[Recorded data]
● ● ●
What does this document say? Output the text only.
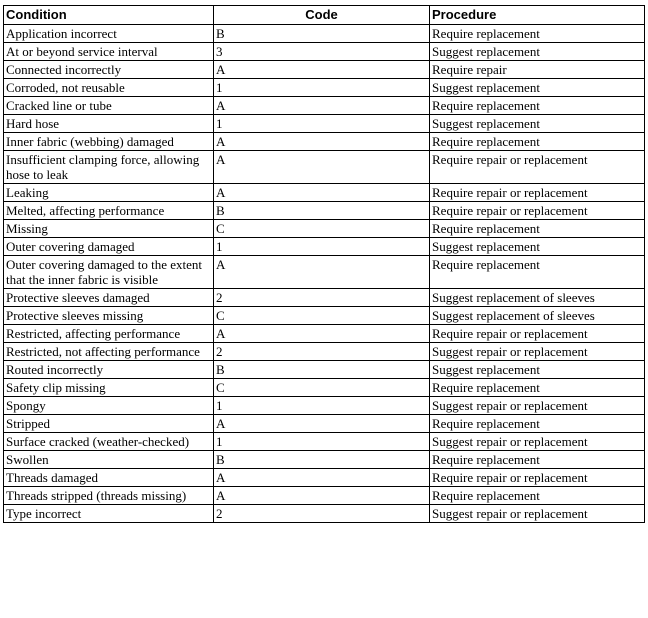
Condition	Code	Procedure
Application incorrect	B	Require replacement
At or beyond service interval	3	Suggest replacement
Connected incorrectly	A	Require repair
Corroded, not reusable	1	Suggest replacement
Cracked line or tube	A	Require replacement
Hard hose	1	Suggest replacement
Inner fabric (webbing) damaged	A	Require replacement
Insufficient clamping force, allowing hose to leak	A	Require repair or replacement
Leaking	A	Require repair or replacement
Melted, affecting performance	B	Require repair or replacement
Missing	C	Require replacement
Outer covering damaged	1	Suggest replacement
Outer covering damaged to the extent that the inner fabric is visible	A	Require replacement
Protective sleeves damaged	2	Suggest replacement of sleeves
Protective sleeves missing	C	Suggest replacement of sleeves
Restricted, affecting performance	A	Require repair or replacement
Restricted, not affecting performance	2	Suggest repair or replacement
Routed incorrectly	B	Suggest replacement
Safety clip missing	C	Require replacement
Spongy	1	Suggest repair or replacement
Stripped	A	Require replacement
Surface cracked (weather-checked)	1	Suggest repair or replacement
Swollen	B	Require replacement
Threads damaged	A	Require repair or replacement
Threads stripped (threads missing)	A	Require replacement
Type incorrect	2	Suggest repair or replacement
● ● ●
**Aim of the exercise:**
Copy each line of the listing that includes "Restricted".

**Solution below:**
Restricted, affecting performance	A	Require repair or replacement
Restricted, not affecting performance	2	Suggest repair or replacement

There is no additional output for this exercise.